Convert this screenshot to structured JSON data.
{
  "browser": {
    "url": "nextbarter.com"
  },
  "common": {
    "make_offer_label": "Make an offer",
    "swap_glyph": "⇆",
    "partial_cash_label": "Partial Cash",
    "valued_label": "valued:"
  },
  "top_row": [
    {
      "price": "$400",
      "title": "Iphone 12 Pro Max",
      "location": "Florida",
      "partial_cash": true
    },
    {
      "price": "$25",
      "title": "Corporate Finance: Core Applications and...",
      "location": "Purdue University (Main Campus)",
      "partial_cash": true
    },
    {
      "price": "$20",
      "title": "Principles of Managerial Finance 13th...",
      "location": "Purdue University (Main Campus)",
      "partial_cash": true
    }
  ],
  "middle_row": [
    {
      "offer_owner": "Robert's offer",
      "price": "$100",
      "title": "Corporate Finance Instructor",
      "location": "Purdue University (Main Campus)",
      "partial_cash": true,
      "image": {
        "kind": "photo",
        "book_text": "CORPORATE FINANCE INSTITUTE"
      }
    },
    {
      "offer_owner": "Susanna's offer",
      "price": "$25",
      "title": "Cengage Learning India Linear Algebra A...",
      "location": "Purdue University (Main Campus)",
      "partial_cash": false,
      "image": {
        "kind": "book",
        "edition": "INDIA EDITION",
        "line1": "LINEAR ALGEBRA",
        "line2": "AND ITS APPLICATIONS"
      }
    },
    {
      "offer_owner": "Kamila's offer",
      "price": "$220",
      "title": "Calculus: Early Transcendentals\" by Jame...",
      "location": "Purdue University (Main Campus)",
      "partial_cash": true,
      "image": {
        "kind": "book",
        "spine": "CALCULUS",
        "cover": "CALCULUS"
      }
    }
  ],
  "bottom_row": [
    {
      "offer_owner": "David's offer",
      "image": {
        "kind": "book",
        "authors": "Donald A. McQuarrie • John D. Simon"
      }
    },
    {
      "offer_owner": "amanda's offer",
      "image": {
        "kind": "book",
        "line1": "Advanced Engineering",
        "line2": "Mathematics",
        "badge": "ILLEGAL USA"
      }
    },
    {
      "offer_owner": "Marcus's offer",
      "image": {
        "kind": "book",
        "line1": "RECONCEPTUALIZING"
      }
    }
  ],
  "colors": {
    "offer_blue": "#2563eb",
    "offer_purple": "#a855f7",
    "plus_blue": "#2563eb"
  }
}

------------------------------

TASK INSTRUCTIONS —
Pull out each record as written and restate it exactly.

FINAL RESULT —
Convert this screenshot to structured JSON data.
{
  "browser": {
    "url": "nextbarter.com"
  },
  "common": {
    "make_offer_label": "Make an offer",
    "swap_glyph": "⇆",
    "partial_cash_label": "Partial Cash",
    "valued_label": "valued:"
  },
  "top_row": [
    {
      "price": "$400",
      "title": "Iphone 12 Pro Max",
      "location": "Florida",
      "partial_cash": true
    },
    {
      "price": "$25",
      "title": "Corporate Finance: Core Applications and...",
      "location": "Purdue University (Main Campus)",
      "partial_cash": true
    },
    {
      "price": "$20",
      "title": "Principles of Managerial Finance 13th...",
      "location": "Purdue University (Main Campus)",
      "partial_cash": true
    }
  ],
  "middle_row": [
    {
      "offer_owner": "Robert's offer",
      "price": "$100",
      "title": "Corporate Finance Instructor",
      "location": "Purdue University (Main Campus)",
      "partial_cash": true,
      "image": {
        "kind": "photo",
        "book_text": "CORPORATE FINANCE INSTITUTE"
      }
    },
    {
      "offer_owner": "Susanna's offer",
      "price": "$25",
      "title": "Cengage Learning India Linear Algebra A...",
      "location": "Purdue University (Main Campus)",
      "partial_cash": false,
      "image": {
        "kind": "book",
        "edition": "INDIA EDITION",
        "line1": "LINEAR ALGEBRA",
        "line2": "AND ITS APPLICATIONS"
      }
    },
    {
      "offer_owner": "Kamila's offer",
      "price": "$220",
      "title": "Calculus: Early Transcendentals\" by Jame...",
      "location": "Purdue University (Main Campus)",
      "partial_cash": true,
      "image": {
        "kind": "book",
        "spine": "CALCULUS",
        "cover": "CALCULUS"
      }
    }
  ],
  "bottom_row": [
    {
      "offer_owner": "David's offer",
      "image": {
        "kind": "book",
        "authors": "Donald A. McQuarrie • John D. Simon"
      }
    },
    {
      "offer_owner": "amanda's offer",
      "image": {
        "kind": "book",
        "line1": "Advanced Engineering",
        "line2": "Mathematics",
        "badge": "ILLEGAL USA"
      }
    },
    {
      "offer_owner": "Marcus's offer",
      "image": {
        "kind": "book",
        "line1": "RECONCEPTUALIZING"
      }
    }
  ],
  "colors": {
    "offer_blue": "#2563eb",
    "offer_purple": "#a855f7",
    "plus_blue": "#2563eb"
  }
}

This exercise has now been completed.